* _TASK OBJECTIVE_: Compile every line that includes the word "Leaf".

— BEGIN SUPPLIED DATA —

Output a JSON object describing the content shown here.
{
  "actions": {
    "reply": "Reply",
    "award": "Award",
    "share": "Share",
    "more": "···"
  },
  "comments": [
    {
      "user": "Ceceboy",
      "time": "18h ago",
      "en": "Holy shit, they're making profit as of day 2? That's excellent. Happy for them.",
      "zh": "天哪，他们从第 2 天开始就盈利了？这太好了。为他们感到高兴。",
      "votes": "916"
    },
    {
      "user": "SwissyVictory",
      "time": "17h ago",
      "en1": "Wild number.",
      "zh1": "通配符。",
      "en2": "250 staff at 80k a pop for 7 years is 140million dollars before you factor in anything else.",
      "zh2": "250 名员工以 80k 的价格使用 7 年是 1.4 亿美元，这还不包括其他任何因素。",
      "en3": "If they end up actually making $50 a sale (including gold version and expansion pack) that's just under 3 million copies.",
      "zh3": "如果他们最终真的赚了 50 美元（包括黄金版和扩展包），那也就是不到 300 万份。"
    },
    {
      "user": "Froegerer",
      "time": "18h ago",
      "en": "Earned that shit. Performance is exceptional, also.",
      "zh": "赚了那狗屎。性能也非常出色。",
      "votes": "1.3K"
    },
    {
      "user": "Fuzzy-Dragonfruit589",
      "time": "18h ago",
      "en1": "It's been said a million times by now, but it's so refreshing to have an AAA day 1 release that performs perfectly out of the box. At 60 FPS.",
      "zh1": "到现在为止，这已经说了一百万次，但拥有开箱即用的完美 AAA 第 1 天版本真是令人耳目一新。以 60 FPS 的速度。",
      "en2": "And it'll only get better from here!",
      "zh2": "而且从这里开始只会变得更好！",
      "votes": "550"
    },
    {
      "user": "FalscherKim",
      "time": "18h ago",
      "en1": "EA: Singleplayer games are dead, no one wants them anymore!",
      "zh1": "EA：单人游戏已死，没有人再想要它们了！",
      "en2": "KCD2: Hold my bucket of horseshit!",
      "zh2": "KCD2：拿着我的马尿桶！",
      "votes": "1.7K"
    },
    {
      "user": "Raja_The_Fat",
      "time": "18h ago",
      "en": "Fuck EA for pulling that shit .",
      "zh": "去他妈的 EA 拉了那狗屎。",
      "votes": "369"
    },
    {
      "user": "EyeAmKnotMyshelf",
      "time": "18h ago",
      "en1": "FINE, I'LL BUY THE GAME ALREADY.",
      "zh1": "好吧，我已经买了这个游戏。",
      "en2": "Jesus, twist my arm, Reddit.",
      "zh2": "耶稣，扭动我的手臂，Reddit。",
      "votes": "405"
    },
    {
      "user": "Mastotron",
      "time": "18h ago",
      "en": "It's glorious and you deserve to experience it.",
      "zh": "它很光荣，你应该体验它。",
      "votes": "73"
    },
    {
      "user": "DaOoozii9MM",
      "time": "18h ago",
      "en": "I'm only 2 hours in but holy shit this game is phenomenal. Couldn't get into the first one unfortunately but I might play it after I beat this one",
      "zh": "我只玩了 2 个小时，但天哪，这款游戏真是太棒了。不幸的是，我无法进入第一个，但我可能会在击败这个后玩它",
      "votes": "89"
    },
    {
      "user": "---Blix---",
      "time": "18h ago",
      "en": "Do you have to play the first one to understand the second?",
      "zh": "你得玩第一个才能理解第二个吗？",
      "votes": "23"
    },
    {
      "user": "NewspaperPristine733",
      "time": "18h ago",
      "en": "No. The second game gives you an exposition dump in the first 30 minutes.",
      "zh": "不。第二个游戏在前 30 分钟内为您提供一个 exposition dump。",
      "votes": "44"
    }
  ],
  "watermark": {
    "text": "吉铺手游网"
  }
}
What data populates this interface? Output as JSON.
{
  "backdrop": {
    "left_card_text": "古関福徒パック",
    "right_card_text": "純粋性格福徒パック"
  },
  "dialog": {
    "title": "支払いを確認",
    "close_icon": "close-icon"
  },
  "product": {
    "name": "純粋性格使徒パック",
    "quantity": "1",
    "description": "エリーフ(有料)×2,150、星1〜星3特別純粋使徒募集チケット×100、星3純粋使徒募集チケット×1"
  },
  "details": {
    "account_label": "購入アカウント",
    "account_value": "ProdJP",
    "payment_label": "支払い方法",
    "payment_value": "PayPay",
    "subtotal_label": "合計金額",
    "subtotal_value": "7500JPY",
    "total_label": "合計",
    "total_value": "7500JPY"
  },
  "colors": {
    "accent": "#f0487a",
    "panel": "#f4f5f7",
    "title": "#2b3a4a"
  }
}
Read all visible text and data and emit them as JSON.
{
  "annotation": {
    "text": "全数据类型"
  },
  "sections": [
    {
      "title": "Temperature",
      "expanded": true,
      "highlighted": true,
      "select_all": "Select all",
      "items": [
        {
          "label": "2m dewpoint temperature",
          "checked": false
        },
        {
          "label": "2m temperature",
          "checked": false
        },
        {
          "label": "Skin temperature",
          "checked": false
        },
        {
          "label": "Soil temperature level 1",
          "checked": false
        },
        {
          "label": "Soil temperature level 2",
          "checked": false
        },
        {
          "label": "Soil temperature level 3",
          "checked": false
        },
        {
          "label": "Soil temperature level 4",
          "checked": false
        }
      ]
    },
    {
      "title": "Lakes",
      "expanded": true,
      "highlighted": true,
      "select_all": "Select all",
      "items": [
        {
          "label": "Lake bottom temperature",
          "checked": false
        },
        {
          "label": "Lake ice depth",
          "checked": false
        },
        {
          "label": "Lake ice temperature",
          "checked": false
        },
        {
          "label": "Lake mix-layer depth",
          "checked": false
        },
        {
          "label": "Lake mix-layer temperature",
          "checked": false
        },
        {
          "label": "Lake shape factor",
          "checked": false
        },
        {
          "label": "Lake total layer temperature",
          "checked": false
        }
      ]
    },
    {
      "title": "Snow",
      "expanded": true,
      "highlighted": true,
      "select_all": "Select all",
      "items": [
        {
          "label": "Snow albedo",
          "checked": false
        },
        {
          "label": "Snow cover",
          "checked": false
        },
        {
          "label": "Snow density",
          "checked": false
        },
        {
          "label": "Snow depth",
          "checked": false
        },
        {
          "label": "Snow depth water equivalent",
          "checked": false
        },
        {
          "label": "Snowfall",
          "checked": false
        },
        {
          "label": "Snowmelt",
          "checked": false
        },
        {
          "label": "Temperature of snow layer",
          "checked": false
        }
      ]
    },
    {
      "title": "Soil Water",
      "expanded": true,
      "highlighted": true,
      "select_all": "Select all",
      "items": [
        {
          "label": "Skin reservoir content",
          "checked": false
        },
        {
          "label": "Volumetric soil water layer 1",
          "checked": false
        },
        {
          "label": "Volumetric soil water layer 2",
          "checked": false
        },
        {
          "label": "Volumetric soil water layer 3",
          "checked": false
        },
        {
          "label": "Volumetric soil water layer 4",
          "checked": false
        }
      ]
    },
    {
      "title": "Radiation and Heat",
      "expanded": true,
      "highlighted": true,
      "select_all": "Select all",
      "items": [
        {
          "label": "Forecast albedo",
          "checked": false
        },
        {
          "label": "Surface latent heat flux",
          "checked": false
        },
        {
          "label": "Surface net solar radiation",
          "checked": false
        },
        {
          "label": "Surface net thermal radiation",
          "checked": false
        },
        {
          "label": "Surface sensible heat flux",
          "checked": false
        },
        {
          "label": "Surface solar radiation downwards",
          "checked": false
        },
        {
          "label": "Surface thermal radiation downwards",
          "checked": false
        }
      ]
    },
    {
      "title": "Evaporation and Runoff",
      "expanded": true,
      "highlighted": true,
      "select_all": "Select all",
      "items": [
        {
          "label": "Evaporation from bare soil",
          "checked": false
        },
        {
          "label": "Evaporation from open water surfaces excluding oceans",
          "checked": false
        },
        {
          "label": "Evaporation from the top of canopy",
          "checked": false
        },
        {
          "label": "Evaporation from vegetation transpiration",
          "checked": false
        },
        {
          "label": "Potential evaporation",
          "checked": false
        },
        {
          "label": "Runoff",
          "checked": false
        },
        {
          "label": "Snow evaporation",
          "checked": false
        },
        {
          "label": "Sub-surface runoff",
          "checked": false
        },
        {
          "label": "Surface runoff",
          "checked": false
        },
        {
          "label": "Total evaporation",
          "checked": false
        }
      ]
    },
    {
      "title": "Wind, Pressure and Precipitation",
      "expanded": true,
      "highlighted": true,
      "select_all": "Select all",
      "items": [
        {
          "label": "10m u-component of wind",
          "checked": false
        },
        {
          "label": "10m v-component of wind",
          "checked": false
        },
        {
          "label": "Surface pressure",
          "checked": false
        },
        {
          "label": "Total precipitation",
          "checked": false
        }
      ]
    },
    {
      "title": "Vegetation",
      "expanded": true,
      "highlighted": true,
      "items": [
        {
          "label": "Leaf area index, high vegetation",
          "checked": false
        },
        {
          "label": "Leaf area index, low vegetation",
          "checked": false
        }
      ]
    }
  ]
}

— END SUPPLIED DATA —

* _RESULT BELOW_:
          "label": "Leaf area index, high vegetation",
          "label": "Leaf area index, low vegetation",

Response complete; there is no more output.